Listings of elements and regions
╭──
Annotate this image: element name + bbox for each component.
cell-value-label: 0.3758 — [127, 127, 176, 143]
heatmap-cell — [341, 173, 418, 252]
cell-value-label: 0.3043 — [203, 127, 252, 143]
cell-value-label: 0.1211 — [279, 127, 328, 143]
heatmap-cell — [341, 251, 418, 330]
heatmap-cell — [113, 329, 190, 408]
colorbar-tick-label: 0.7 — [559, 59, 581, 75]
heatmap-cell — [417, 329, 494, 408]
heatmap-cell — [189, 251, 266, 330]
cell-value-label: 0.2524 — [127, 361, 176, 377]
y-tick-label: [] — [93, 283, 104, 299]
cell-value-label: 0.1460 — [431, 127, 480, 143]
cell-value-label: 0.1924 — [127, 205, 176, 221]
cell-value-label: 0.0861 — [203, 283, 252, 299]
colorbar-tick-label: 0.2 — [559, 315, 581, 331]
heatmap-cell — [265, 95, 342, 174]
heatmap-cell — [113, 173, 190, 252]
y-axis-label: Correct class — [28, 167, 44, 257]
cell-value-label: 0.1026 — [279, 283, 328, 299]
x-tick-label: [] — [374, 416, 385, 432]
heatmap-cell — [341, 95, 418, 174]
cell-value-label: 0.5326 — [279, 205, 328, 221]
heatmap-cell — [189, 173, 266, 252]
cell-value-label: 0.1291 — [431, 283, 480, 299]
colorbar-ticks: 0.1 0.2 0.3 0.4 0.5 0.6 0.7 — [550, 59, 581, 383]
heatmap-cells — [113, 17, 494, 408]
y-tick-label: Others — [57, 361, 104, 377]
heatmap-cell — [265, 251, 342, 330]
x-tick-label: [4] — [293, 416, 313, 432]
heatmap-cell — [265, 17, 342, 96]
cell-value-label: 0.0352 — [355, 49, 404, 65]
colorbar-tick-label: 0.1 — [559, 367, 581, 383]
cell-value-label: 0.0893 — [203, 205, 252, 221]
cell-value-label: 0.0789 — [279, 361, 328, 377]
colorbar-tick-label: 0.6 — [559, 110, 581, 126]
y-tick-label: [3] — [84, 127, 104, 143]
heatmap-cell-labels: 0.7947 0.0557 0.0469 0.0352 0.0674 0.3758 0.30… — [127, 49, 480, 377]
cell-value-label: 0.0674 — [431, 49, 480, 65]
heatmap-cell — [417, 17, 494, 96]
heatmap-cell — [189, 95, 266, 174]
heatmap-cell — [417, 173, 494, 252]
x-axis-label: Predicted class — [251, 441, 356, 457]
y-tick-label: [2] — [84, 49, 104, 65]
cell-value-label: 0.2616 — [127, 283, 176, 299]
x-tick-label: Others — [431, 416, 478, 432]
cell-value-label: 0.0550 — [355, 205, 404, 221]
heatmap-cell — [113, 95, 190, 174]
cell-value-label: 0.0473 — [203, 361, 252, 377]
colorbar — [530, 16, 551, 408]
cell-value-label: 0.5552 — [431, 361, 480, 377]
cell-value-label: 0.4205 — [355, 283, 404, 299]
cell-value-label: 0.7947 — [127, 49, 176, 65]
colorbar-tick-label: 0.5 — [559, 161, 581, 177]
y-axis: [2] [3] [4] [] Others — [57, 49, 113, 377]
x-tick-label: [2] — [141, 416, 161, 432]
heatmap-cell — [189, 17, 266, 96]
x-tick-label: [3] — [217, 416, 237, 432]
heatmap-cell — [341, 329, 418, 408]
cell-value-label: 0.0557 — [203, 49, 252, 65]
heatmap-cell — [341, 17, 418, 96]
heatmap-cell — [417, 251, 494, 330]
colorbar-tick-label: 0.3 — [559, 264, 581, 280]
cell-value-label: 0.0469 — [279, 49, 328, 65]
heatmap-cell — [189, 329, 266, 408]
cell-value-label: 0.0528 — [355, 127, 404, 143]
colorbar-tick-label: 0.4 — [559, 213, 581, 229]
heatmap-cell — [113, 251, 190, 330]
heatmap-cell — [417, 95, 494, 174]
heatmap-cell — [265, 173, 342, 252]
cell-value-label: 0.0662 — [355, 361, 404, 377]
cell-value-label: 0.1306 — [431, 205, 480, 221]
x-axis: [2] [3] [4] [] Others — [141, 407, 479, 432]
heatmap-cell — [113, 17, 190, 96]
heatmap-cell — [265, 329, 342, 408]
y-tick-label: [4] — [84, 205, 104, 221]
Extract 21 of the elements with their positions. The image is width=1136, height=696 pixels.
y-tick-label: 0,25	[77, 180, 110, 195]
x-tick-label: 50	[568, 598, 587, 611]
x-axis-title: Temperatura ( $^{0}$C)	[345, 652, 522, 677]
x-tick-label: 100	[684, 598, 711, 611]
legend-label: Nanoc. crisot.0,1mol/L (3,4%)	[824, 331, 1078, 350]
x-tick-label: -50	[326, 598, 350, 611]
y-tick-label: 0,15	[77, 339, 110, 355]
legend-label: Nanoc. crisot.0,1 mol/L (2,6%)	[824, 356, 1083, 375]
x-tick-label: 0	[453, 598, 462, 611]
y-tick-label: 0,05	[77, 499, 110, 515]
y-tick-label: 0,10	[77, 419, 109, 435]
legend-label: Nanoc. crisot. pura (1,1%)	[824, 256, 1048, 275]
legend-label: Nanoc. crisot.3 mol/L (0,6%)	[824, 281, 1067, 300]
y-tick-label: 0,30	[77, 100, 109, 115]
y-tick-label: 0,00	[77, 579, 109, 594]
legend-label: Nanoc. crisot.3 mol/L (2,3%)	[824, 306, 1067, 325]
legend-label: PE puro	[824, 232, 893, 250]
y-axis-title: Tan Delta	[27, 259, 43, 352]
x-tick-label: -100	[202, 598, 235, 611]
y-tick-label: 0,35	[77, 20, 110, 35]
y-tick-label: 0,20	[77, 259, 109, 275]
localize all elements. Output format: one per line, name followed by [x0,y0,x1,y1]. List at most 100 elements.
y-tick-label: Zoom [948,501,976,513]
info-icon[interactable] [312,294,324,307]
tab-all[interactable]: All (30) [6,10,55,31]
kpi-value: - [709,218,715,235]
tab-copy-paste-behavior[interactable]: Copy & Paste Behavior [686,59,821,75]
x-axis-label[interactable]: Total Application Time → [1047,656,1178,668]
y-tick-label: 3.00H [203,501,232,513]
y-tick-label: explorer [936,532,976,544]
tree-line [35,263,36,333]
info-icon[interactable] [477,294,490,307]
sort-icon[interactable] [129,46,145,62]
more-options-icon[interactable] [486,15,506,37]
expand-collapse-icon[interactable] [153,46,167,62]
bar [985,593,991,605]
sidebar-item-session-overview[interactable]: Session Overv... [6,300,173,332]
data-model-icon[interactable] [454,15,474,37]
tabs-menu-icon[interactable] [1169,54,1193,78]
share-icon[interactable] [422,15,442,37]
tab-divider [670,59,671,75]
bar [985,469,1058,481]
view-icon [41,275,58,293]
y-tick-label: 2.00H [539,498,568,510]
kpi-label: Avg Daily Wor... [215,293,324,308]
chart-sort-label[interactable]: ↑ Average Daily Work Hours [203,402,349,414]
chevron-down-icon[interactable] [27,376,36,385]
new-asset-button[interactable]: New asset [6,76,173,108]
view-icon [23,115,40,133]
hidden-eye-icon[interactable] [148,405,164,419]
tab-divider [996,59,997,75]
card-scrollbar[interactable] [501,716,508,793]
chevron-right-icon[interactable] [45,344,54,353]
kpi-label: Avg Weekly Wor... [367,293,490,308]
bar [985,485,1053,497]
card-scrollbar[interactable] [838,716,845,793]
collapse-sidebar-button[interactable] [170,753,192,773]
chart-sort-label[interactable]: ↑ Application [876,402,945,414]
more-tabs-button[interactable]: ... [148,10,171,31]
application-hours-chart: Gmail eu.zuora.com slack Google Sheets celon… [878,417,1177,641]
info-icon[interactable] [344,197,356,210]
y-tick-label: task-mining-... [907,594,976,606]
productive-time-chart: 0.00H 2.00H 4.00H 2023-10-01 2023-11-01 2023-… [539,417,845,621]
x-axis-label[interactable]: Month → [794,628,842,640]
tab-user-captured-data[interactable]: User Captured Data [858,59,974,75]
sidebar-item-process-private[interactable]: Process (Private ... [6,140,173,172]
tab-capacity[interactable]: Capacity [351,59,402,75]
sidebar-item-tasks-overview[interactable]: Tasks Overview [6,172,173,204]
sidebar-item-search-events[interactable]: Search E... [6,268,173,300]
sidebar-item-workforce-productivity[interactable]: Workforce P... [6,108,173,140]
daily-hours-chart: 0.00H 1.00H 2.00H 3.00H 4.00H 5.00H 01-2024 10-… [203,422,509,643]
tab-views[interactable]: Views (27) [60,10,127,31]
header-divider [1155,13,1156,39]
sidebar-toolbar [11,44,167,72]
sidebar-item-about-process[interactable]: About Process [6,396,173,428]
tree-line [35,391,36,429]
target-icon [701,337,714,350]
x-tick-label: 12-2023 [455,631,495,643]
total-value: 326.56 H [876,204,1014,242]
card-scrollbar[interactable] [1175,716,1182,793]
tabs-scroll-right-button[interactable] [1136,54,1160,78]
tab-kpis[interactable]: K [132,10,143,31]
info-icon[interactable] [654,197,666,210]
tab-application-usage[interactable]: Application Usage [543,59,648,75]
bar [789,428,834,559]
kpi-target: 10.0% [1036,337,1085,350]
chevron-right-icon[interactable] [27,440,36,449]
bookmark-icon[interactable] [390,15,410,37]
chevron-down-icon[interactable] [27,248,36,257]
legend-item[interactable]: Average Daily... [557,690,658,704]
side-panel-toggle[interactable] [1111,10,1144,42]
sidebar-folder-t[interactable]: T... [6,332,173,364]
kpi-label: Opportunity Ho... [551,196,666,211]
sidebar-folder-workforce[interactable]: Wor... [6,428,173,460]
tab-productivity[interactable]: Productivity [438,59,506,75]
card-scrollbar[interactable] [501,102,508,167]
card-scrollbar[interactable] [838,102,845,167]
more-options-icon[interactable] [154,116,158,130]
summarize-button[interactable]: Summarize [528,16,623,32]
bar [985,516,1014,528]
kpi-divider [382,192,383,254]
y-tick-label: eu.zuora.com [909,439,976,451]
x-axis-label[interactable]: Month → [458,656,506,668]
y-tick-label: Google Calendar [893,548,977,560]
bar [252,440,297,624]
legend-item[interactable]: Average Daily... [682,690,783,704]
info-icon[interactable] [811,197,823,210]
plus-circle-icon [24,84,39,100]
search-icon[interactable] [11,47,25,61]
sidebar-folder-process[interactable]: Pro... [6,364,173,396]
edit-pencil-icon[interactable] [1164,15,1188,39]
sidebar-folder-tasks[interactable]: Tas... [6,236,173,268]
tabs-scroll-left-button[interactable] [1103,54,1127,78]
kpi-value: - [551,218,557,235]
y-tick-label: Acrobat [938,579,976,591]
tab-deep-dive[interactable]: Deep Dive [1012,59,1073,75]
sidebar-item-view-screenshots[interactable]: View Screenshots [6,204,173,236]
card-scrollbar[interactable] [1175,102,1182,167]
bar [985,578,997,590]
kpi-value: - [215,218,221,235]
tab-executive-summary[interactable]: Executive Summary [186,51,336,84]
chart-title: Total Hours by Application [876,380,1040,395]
╰──
WHAT TO DO
Convert the lines from the first one through the line containing "heatmap-cell — [113, 329, 190, 408]", inclusive, into a numbered list, omitting any blank lines.

OUTPUT
1. Annotate this image: element name + bbox for each component.
2. cell-value-label: 0.3758 — [127, 127, 176, 143]
3. heatmap-cell — [341, 173, 418, 252]
4. cell-value-label: 0.3043 — [203, 127, 252, 143]
5. cell-value-label: 0.1211 — [279, 127, 328, 143]
6. heatmap-cell — [341, 251, 418, 330]
7. heatmap-cell — [113, 329, 190, 408]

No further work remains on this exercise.